- TEXT PROVIDED:
---

Common Name: IRIS FAMILY
Habit: [(Annual), shrub], perennial herb generally from [bulb], corm, or rhizome. Stem: generally erect, generally +- round in ×-section. Leaf: generally basal (few cauline), 2-ranked, +- sword-shaped, blade edge-wise to stem, with midvein or not; bases overlapped, sheathing. Inflorescence: generally +- terminal; spikes, umbel-like cymes, or flowers 1; flowers in spikes or 1 subtended by 2 subopposite flower bracts; umbel-like cymes enclosed by 2 subopposite, generally large, leaf-like inflorescence bracts, including various flower bracts. Flower: bisexual (unisexual), radial, with stamens erect, enclosing style, or bilateral, with stamens, style to 1 side, stamens not enclosing style; perianth radial, parts free or generally fused into tube above ovary, generally petal-like, in 2 series of 3, outer +- like inner (or not, in Iris, parts in that genus called sepals, petals), upper +- like lower or not; stamens 3, attached at base of outer 3 perianth parts or in tube, generally free; ovary inferior [(superior)], [(1)]3-chambered, placentas axile [(parietal)], style 1, branches 3, entire to 2-branched, thread- or petal-like with stigma abaxial, proximal to tip. Fruit: capsule, loculicidal. Seed: few to many.
Genera In Family: +- 65 genera, +- 2050 species: worldwide, especially Africa; many cultivated (e.g., Crocus, Dietes, Freesia, Gladiolus, Iris, Sisyrinchium). Note: Gladiolus italicus Mill., Gladiolus tristis L. are urban weeds. Sparaxis grandiflora (D. Delaroche) Ker Gawl., Sparaxis tricolor (Schneev.) Ker Gawl. are waifs.
eFlora Treatment Author: Peter Goldblatt, except as noted
Scientific Editor: Thomas J. Rosatti.

---

- SET OF TASKS:
**a.** Which genera does the iris family description give as examples of cultivated plants?
**b.** Can you pick up the iris family description after its final line and write what would follow?

- DATASET EXCERPTS:

---

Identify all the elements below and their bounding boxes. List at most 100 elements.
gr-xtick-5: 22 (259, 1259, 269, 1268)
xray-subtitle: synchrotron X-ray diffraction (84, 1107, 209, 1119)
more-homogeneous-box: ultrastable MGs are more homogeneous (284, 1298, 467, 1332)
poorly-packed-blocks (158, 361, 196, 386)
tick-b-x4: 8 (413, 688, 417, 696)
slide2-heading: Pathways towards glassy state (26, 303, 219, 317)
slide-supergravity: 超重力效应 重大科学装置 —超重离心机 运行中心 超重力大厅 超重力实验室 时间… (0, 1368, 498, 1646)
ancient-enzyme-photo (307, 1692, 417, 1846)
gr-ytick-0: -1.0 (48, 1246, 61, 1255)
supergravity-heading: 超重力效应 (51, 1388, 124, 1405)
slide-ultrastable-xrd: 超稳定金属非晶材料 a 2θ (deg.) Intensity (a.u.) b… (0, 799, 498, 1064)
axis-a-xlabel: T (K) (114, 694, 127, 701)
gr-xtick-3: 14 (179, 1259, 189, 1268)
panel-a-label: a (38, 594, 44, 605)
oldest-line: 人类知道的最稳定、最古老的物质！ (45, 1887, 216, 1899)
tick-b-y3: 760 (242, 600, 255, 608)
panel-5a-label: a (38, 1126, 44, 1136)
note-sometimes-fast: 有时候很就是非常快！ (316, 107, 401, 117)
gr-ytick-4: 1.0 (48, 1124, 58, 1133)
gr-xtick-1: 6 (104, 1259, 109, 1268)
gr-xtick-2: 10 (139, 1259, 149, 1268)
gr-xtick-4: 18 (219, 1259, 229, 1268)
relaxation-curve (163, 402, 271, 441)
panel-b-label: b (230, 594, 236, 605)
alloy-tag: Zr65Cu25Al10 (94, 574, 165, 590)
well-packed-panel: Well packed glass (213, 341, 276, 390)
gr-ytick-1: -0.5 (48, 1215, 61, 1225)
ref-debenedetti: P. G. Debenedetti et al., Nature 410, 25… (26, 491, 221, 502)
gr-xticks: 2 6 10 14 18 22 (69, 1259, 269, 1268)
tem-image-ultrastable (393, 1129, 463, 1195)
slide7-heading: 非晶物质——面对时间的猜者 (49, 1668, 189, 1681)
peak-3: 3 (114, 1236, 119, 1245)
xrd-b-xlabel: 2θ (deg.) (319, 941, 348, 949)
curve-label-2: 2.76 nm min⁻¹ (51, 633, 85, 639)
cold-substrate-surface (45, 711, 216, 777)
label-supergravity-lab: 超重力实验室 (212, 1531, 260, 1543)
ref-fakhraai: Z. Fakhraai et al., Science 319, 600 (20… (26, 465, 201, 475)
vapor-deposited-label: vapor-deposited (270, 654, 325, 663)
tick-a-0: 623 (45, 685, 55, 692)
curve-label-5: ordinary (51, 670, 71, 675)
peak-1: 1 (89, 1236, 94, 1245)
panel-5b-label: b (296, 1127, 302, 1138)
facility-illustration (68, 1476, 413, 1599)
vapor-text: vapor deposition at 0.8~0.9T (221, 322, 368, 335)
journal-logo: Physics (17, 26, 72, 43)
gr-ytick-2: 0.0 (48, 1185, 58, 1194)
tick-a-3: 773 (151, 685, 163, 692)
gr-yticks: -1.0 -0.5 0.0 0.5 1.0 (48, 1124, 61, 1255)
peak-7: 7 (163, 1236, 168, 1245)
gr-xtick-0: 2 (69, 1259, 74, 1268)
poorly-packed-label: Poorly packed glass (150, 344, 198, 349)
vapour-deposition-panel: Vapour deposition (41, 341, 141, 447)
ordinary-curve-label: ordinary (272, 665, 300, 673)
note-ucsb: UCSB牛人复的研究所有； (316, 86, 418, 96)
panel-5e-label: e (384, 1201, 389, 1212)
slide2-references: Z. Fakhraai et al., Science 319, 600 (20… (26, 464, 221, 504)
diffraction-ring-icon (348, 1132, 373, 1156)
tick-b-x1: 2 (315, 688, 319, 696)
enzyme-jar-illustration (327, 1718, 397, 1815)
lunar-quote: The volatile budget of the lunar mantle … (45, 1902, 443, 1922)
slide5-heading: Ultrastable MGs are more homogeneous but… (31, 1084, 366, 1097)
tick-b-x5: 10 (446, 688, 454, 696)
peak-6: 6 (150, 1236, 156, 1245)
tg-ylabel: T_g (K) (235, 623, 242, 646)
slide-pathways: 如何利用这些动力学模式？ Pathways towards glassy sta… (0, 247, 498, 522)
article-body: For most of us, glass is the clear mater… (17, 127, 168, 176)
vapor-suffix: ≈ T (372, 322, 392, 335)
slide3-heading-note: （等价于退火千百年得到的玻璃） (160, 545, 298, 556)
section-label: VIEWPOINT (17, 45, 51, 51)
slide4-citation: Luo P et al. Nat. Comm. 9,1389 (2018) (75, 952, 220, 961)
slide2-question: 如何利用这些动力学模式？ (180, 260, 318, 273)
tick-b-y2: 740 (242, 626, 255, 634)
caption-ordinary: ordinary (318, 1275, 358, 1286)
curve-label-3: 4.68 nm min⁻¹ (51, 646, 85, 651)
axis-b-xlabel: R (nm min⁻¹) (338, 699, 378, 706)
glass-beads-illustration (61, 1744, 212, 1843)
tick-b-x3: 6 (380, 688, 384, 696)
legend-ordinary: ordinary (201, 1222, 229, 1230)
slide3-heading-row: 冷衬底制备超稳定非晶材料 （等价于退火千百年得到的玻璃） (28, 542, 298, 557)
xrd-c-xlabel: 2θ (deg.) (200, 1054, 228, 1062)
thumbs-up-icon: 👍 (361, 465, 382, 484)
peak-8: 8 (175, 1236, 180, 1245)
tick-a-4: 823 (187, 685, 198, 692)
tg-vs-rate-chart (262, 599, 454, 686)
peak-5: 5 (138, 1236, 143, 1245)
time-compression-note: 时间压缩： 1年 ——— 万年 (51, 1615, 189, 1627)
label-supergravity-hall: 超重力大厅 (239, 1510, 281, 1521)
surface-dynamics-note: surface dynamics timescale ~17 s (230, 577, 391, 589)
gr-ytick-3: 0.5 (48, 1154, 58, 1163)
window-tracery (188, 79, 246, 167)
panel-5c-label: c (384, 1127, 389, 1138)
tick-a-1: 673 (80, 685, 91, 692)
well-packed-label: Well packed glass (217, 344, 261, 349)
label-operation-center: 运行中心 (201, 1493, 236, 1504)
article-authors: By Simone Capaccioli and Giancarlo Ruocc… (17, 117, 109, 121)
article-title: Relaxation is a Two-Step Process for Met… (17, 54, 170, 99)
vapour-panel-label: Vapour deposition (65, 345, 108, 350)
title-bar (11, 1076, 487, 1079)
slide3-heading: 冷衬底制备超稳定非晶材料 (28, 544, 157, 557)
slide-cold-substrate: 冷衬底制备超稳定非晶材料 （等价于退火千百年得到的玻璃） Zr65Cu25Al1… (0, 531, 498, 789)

---

- ANSWERS:
**a.** Crocus, Dietes, Freesia, Gladiolus, Iris, Sisyrinchium

**b.**
Habit: [Annual] perennial herb; rhizomes compact. Stem: 1 or tufted, +- flat, winged, nodes well above basal leaves with leaves or not, each with >= 1 flower-branch. Leaf: bases overlapped, sheathing. Inflorescence: flowers in umbel-like cymes; bracts 2, equal in length or not, margins translucent. Flower: perianth red-purple, +- blue, violet, yellow (white), parts mucronate, +- alike, outer generally wider; filaments +- free to +- fused. Seed: ovoid, smooth or pitted.
Species In Genus: 100+ species: western hemisphere. Etymology: (Latin, sus, pig, and Greek, rhynchos, snout, alluding to swine digging the roots of some bulbous plant for food, spoken of by Pliny and Theophrastus (W.J. Hooker, 1830). The reason for applying the name to a genus of New World Iridaceae was apparently arbitrary.) Note: Use of treatments prior to +- 2003 often results in misidentification. Sisyrinchium douglasii moved to Olsynium.
Unabridged Note: Use of treatments prior to +- 2003 often results in misidentification due to inconsistent or incorrect use of morphological terms and the fact the taxa look very much alike.